──────── RECORDS TO PROCESS

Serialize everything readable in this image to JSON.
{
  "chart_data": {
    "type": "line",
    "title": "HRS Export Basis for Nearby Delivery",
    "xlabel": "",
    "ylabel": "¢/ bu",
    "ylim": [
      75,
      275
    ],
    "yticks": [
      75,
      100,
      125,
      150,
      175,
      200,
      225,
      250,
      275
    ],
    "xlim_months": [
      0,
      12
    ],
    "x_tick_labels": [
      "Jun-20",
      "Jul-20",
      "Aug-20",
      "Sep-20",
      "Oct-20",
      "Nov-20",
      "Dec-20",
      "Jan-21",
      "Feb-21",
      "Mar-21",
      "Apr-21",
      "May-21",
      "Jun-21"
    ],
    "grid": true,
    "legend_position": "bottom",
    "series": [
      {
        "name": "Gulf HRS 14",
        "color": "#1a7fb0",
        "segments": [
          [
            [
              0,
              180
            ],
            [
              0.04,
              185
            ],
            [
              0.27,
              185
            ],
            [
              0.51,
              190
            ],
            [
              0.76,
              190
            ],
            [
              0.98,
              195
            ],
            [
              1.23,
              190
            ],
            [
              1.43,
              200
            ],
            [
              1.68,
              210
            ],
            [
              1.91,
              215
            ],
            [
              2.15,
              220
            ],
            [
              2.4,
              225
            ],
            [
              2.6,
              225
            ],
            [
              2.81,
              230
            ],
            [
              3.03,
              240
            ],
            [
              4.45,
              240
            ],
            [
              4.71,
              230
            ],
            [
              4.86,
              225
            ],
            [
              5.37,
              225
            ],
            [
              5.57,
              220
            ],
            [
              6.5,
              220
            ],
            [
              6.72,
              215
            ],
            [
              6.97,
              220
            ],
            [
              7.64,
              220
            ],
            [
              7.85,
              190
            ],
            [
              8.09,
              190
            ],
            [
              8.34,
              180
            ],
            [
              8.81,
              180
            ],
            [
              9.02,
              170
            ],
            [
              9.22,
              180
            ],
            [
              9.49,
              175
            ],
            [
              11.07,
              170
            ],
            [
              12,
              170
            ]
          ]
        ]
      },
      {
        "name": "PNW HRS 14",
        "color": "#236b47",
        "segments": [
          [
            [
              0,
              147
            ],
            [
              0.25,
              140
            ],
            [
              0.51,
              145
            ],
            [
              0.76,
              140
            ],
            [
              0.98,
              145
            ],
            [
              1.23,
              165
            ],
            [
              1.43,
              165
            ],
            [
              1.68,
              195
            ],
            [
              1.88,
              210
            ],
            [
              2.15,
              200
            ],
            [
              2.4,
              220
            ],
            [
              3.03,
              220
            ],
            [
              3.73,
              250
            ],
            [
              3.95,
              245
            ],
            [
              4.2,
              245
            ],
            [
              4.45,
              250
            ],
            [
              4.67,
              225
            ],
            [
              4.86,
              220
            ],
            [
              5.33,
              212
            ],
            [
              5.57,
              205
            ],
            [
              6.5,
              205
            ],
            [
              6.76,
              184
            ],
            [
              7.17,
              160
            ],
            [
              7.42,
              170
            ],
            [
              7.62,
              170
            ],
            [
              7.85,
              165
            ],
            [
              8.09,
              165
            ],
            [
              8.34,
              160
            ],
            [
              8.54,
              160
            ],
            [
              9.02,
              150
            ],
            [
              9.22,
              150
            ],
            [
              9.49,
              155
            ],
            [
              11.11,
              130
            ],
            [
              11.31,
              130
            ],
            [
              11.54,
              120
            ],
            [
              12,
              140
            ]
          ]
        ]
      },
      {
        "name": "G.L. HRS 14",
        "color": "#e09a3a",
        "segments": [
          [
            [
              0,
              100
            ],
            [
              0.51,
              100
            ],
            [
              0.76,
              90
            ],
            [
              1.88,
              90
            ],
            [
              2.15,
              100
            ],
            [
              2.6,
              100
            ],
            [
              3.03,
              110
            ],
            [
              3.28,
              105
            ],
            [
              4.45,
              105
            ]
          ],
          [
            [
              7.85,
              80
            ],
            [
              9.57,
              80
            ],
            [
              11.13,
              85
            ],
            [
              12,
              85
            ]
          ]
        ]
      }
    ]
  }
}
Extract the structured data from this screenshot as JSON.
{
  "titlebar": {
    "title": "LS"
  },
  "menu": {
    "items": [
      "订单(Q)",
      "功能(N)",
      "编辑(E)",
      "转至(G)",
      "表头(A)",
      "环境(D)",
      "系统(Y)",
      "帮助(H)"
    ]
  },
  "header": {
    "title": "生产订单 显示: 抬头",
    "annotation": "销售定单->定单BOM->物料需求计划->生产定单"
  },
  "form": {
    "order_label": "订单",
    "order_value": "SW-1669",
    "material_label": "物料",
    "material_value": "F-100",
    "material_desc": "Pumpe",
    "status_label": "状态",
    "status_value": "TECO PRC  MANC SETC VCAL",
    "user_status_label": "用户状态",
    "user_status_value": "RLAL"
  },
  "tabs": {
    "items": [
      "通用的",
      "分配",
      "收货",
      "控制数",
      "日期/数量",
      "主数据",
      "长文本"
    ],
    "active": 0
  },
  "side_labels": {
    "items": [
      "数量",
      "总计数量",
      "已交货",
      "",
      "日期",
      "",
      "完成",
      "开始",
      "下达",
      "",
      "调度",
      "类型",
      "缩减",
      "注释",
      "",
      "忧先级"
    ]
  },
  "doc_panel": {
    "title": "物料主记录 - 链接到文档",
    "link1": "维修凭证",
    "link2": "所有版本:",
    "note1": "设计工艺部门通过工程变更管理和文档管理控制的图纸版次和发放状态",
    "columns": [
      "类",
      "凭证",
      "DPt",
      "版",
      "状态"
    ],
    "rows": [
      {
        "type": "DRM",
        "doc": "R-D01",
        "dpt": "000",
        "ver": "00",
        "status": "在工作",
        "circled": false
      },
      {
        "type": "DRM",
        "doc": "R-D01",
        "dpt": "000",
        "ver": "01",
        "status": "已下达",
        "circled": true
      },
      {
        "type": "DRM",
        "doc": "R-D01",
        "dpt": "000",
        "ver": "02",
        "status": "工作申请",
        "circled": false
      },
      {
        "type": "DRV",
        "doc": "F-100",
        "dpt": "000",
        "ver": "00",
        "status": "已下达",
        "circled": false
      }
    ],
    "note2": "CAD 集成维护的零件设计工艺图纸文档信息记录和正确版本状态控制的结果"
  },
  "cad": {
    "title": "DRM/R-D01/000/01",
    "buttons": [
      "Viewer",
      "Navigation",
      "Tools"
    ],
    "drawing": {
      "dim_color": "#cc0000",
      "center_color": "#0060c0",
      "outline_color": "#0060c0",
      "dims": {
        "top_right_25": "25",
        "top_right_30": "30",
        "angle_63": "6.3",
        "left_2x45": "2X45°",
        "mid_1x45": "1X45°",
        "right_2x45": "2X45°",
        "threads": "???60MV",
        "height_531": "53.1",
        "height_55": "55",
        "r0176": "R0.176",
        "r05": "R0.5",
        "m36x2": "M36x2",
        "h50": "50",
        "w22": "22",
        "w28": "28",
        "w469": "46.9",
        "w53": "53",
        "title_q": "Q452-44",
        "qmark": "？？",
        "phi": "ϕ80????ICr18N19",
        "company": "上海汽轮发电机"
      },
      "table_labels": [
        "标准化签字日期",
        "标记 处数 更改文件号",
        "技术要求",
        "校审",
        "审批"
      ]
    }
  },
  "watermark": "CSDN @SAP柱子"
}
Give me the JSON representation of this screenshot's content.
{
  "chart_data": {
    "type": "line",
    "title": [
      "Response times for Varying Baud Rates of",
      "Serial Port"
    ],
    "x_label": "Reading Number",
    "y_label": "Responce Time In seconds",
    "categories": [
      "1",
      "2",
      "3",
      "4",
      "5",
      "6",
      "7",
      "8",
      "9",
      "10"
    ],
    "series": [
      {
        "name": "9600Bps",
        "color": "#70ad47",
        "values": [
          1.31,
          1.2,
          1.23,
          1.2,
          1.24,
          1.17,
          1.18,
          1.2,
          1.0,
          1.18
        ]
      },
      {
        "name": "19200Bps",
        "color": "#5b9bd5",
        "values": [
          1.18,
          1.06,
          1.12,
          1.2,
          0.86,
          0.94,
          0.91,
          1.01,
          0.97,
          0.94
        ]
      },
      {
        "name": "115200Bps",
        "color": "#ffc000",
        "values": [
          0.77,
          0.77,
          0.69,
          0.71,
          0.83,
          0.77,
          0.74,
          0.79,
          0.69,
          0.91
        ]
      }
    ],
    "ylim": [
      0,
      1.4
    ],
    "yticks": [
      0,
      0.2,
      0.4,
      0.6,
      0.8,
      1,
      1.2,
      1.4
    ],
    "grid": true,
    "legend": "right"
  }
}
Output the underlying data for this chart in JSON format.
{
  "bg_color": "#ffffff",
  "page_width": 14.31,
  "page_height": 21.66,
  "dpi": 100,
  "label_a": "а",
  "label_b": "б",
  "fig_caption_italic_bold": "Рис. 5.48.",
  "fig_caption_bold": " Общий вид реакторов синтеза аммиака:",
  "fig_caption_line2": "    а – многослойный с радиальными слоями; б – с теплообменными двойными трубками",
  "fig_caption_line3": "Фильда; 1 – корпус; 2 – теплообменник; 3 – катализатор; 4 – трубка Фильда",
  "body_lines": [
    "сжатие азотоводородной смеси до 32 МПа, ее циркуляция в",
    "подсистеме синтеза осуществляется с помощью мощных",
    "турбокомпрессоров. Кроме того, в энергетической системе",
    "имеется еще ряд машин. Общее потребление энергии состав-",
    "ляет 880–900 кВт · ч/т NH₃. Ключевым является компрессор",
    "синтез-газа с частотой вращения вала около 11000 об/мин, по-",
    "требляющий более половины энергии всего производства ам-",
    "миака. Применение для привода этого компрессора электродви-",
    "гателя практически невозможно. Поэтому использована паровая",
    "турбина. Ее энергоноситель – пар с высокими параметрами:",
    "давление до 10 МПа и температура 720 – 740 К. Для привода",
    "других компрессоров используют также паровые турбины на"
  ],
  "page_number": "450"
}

────────────────

Pick out the lines containing the string "привода".

    "миака. Применение для привода этого компрессора электродви-",
    "давление до 10 МПа и температура 720 – 740 К. Для привода",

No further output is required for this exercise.